**Estratto fornito**
□ □ □

Gio 13 Ago – Morgan: "Non all'amore non al denaro né al cielo" L'Agnata (Tempio Pausania)
Cosa preferite che vi dica?
Del tuffo al cuore che si aveva quando percorrendo il vialone che porta all'Agnata d'intorno c'erano dipinti con il faccione di De Andrè ad interpretare tutti i personaggi di Non al Denaro?
Del vedere la tenuta dei De Andrè, di Dori Ghezzi che si aggira tra i presenti come una perfetta padrona di casa?
Del sentire la mancanza di Fabrizio, così intensa e forte da dare sacralità ad un luogo che è sacro ma alla latina, quando sacro ancora voleva dire separato?
Del piano a coda, montato sotto i nostri occhi sul prato verde, del pubblico così eterogeneo dai bambini agli anziani, abbondantemente ripulito dalla fanciullesca acefalia imperante però allo stesso tempo paralizzato, anche un po' frigido a volte raramente fuori luogo?
Di noi sotto il sole dalle due per guadagnarci la prima fila, noi con una crisi d'astinenza di anni e anni, carichi di aspettative (mai caricarsene così tanto, perdio, poi fa male quando vengono sistematicamente deluse)?
Ma questo non importa, tutto questo è di un'inutilità sconcertante quando poi, alla fine del vialone è un ritratto di Morgan imprigionato in un prisma a dominare, quando poi l'attesa è per lui, quando poi lui che canta De Andrè ha delle potenzialità così gigantesca che non puoi credere di essere lì in quel momento, non puoi credere che assisterai ad un evento, proprio tu, che non lo becchi mai, che abiti lì, nell'isola.
Alle sei meno un quarto già ci avvisano che stanno per iniziare, mi stupisco della puntualità ma me la spiego con gli impegni successivi di Fresu.
Infatti è lui, il direttore artistico del Time in Jazz, insieme a Dori Ghezzi a presentare Morgan, con sperticate lodi da parte di quest'ultima: "molti hanno iniziato a conescerlo adesso ma hanno visto neanche un quarto delle sue potenzialità".
Si abbracciano Dori e Morgan, lo faranno spesso durante la serata, un abbraccio stretto, quasi un aggrapparsi.
E poco prima Morgan era uscito dalla porta a vetri, quella che sta dietro la tenuta, il lato B della facciata ricoperta d'edera, esce e saluta e noi siamo a un metro di distanza, e la sento come una cosa surreale ma piacevole,e penso solo "eccolo, ci siamo".

□ □ □

**Voci**

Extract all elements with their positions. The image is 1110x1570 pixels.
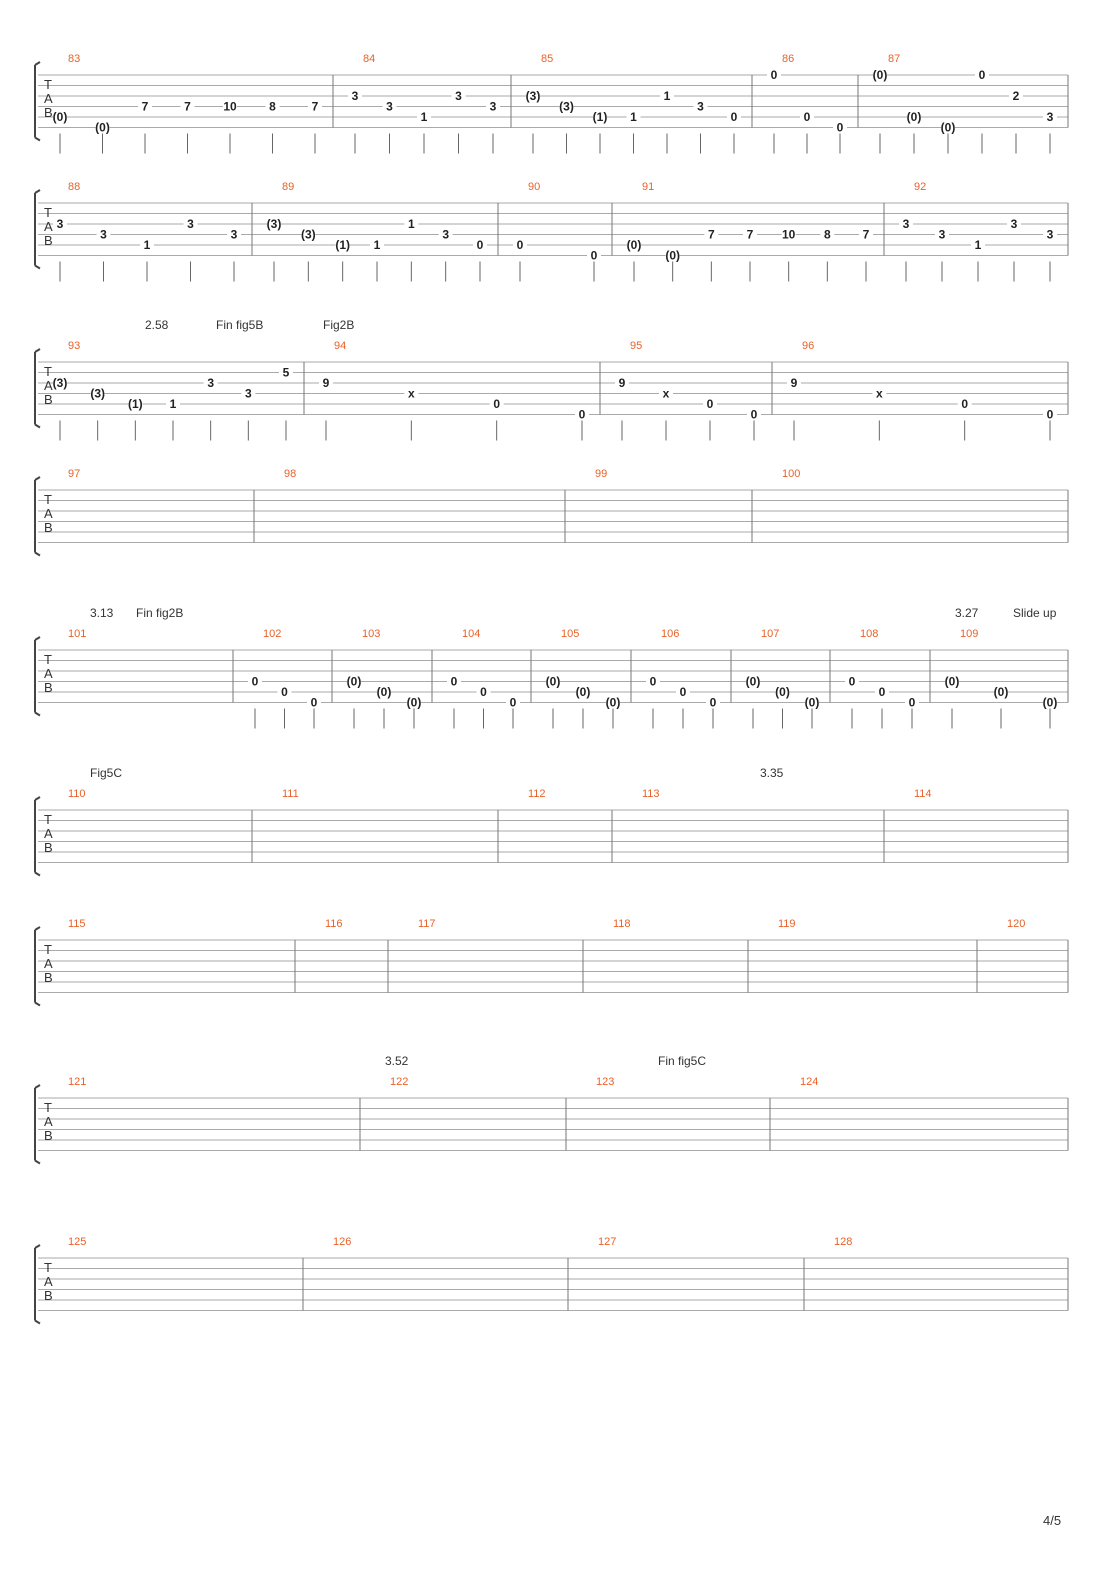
fret-number: (3) [525,89,541,103]
fret-number: (0) [804,695,820,710]
tab-clef-letter: A [44,378,53,393]
tab-clef-letter: A [44,1114,53,1129]
fret-number: 1 [373,238,381,252]
fret-number: 9 [322,376,330,390]
tab-clef-letter: T [44,1100,52,1115]
section-annotation: Fig2B [323,318,355,332]
fret-number: 10 [223,99,237,114]
system-bracket [35,637,40,716]
fret-number: (1) [127,397,143,411]
fret-number: (3) [52,376,68,390]
tab-clef-letter: B [44,520,53,535]
fret-number: 3 [56,217,64,231]
measure-number: 117 [418,918,436,930]
tab-system [35,53,1068,154]
measure-number: 96 [802,340,815,352]
fret-number: 3 [351,89,359,103]
fret-number: 9 [790,376,798,390]
measure-number: 84 [363,53,376,65]
measure-number: 123 [596,1076,615,1088]
measure-number: 112 [528,788,546,800]
fret-number: 0 [649,674,657,689]
fret-number: (0) [545,674,561,689]
system-bracket [35,1245,40,1324]
tab-clef-letter: T [44,812,52,827]
fret-number: (0) [993,685,1009,699]
fret-number: 3 [455,89,462,103]
section-annotation: 3.52 [385,1054,409,1068]
section-annotation: Slide up [1013,606,1057,620]
tab-system [35,606,1068,729]
fret-number: 0 [310,695,318,710]
fret-number: 0 [878,685,886,699]
measure-number: 86 [782,53,795,65]
fret-number: 0 [978,68,986,82]
measure-number: 110 [68,788,86,800]
section-annotation: 3.27 [955,606,979,620]
measure-number: 91 [642,181,655,193]
fret-number: x [875,386,883,401]
fret-number: 7 [746,227,754,242]
fret-number: x [662,386,670,401]
measure-number: 108 [860,628,879,640]
fret-number: 3 [902,217,910,231]
system-bracket [35,1085,40,1164]
measure-number: 115 [68,918,86,930]
fret-number: 0 [709,695,717,710]
tab-clef-letter: A [44,956,53,971]
fret-number: 7 [862,227,870,242]
tab-clef-letter: B [44,680,53,695]
fret-number: 3 [244,386,252,401]
tab-clef-letter: T [44,942,52,957]
fret-number: (1) [592,110,608,124]
section-annotation: Fig5C [90,766,123,780]
fret-number: 7 [707,227,715,242]
measure-number: 100 [782,468,801,480]
fret-number: 0 [706,397,714,411]
fret-number: 0 [509,695,517,710]
tab-clef-letter: A [44,219,53,234]
tab-clef-letter: T [44,364,52,379]
fret-number: 1 [630,110,637,124]
system-bracket [35,349,40,428]
measure-number: 95 [630,340,643,352]
measure-number: 98 [284,468,297,480]
fret-number: 7 [184,99,191,114]
fret-number: 0 [578,407,586,422]
fret-number: 7 [311,99,319,114]
tab-clef-letter: A [44,1274,53,1289]
section-annotation: Fin fig5C [658,1054,707,1068]
fret-number: (0) [944,674,960,689]
fret-number: (0) [872,68,888,82]
fret-number: (3) [90,386,106,401]
fret-number: 0 [1046,407,1054,422]
tab-system [35,766,1068,876]
fret-number: 0 [679,685,687,699]
fret-number: (0) [605,695,621,710]
fret-number: 3 [442,227,450,242]
systems-layer [35,53,1068,1324]
fret-number: (0) [940,120,956,135]
measure-number: 102 [263,628,282,640]
measure-number: 122 [390,1076,409,1088]
fret-number: 0 [493,397,501,411]
measure-number: 88 [68,181,81,193]
system-bracket [35,477,40,556]
tab-clef-letter: A [44,666,53,681]
fret-number: 0 [803,110,811,124]
fret-number: 0 [281,685,288,699]
measure-number: 111 [282,788,299,800]
fret-number: 3 [386,99,393,114]
measure-number: 83 [68,53,81,65]
fret-number: 0 [848,674,856,689]
fret-number: 9 [618,376,626,390]
fret-number: (0) [626,238,642,252]
fret-number: 3 [489,99,497,114]
tab-clef-letter: B [44,105,53,120]
measure-number: 103 [362,628,381,640]
fret-number: 3 [1046,227,1054,242]
measure-number: 92 [914,181,927,193]
measure-number: 101 [68,628,87,640]
tab-clef-letter: B [44,840,53,855]
fret-number: 0 [450,674,458,689]
fret-number: (3) [559,99,574,114]
fret-number: (0) [376,685,392,699]
measure-number: 87 [888,53,901,65]
fret-number: 0 [836,120,844,135]
measure-number: 128 [834,1236,853,1248]
measure-number: 125 [68,1236,87,1248]
measure-number: 127 [598,1236,617,1248]
tab-system [35,181,1068,282]
measure-number: 89 [282,181,295,193]
measure-number: 94 [334,340,347,352]
measure-number: 116 [325,918,343,930]
fret-number: (0) [745,674,761,689]
tab-clef-letter: B [44,1288,53,1303]
measure-number: 120 [1007,918,1026,930]
fret-number: 7 [141,99,149,114]
tab-clef-letter: B [44,970,53,985]
fret-number: (3) [300,227,316,242]
fret-number: 3 [697,99,704,114]
system-bracket [35,190,40,269]
section-annotation: Fin fig2B [136,606,184,620]
fret-number: (0) [575,685,591,699]
page-number: 4/5 [1043,1513,1062,1528]
measure-number: 113 [642,788,660,800]
fret-number: (3) [266,217,282,231]
tab-clef-letter: A [44,91,53,106]
fret-number: 0 [908,695,916,710]
fret-number: 1 [663,89,671,103]
fret-number: 3 [938,227,946,242]
fret-number: 10 [781,227,796,242]
fret-number: 3 [187,217,194,231]
section-annotation: Fin fig5B [216,318,264,332]
measure-number: 109 [960,628,979,640]
section-annotation: 2.58 [145,318,169,332]
fret-number: 0 [590,248,598,263]
system-bracket [35,927,40,1006]
section-annotation: 3.13 [90,606,114,620]
fret-number: 0 [251,674,259,689]
tab-clef-letter: A [44,506,53,521]
measure-number: 99 [595,468,608,480]
fret-number: 1 [420,110,428,124]
fret-number: 3 [207,376,215,390]
tab-system [35,468,1068,556]
system-bracket [35,797,40,876]
fret-number: 8 [269,99,276,114]
measure-number: 104 [462,628,481,640]
tab-clef-letter: B [44,1128,53,1143]
fret-number: (0) [52,110,68,124]
fret-number: 1 [143,238,151,252]
measure-number: 126 [333,1236,352,1248]
fret-number: 1 [407,217,415,231]
tab-clef-letter: B [44,233,53,248]
measure-number: 107 [761,628,780,640]
fret-number: 0 [750,407,758,422]
fret-number: (1) [335,238,351,252]
tab-clef-letter: B [44,392,53,407]
fret-number: 0 [476,238,484,252]
fret-number: 5 [282,365,290,380]
measure-number: 90 [528,181,541,193]
measure-number: 124 [800,1076,819,1088]
fret-number: (0) [95,120,110,135]
measure-number: 93 [68,340,81,352]
tab-system [35,1236,1068,1324]
fret-number: 1 [169,397,177,411]
measure-number: 105 [561,628,580,640]
fret-number: 0 [730,110,738,124]
fret-number: 0 [961,397,969,411]
fret-number: 1 [974,238,982,252]
fret-number: 3 [100,227,107,242]
tab-clef-letter: T [44,1260,52,1275]
fret-number: (0) [406,695,422,710]
system-bracket [35,62,40,141]
measure-number: 114 [914,788,932,800]
fret-number: 3 [1010,217,1018,231]
fret-number: (0) [906,110,922,124]
tab-system [35,1054,1068,1164]
fret-number: 8 [823,227,831,242]
measure-number: 118 [613,918,631,930]
fret-number: 0 [480,685,487,699]
tab-clef-letter: T [44,77,52,92]
fret-number: (0) [1042,695,1058,710]
tab-clef-letter: T [44,205,52,220]
tab-clef-letter: T [44,492,52,507]
fret-number: 0 [770,68,778,82]
fret-number: 2 [1012,89,1020,103]
fret-number: 3 [1046,110,1054,124]
fret-number: (0) [346,674,362,689]
measure-number: 106 [661,628,680,640]
fret-number: 3 [230,227,238,242]
tab-clef-letter: T [44,652,52,667]
measure-number: 97 [68,468,81,480]
fret-number: (0) [665,248,681,263]
fret-number: x [407,386,415,401]
measure-number: 119 [778,918,796,930]
measure-number: 85 [541,53,554,65]
fret-number: (0) [775,685,790,699]
fret-number: 0 [516,238,524,252]
section-annotation: 3.35 [760,766,784,780]
measure-number: 121 [68,1076,87,1088]
tab-clef-letter: A [44,826,53,841]
tab-system [35,918,1068,1006]
tab-system [35,318,1068,441]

□ □ □

**Consegne da svolgere**
1. Riscrivi in modo più breve il paragrafo del testo sul concerto di Morgan che comincia con "Infatti è lui, il direttore artistico", mantenendone i fatti principali.
2. Riporta dal testo sul concerto di Morgan il passo che parte dalle parole "Gio 13 Ago –" e termina dopo le parole "Non al Denaro?".
3. Prosegui il racconto del concerto di Morgan all'Agnata a partire dall'ultima frase riportata.
L'elenco non serve per nessuno di questi compiti.

**Risposte scritte**
1. Morgan viene presentato da Fresu, direttore artistico del Time in Jazz, e da Dori Ghezzi. Lei lo elogia molto: dice che molti hanno cominciato a conoscerlo solo adesso e non hanno visto neanche un quarto delle sue potenzialità.

2.
Gio 13 Ago – Morgan: "Non all'amore non al denaro né al cielo" L'Agnata (Tempio Pausania)
Cosa preferite che vi dica?
Del tuffo al cuore che si aveva quando percorrendo il vialone che porta all'Agnata d'intorno c'erano dipinti con il faccione di De Andrè ad interpretare tutti i personaggi di Non al Denaro?

3.
E parte subito con "qualcuno tornerà" abbastanza intensa, meglio, molto meglio al piano solo che su cd, poi fa "il suonatore Jones" e lì vengono fuori le magagne, il solito cazzo di Mac!
Casse che gracchiano, suoni sintetici che non escono e lui si arrabbia per il volume: "vi avrebbe spaccato le orecchie" dirà il suo fonico poi.
Problemi tecnici e una leggera approssimazione, nell'attesa manda l'intro con la voce di Pasolini, quello dove parla dei media e della censura, mi strappa un sorriso.
Ma questa è un'altra storia di parentesi e di errori, di sole che tramonta a volersi giustificare coi riflessi sui tasti per testi nel dimenticatoio.
Ma non fa nulla e si spaventa e suona il tema di "incontri ravvicinati del terzo tipo" forse lo inquieta averci così, a un metro da sé.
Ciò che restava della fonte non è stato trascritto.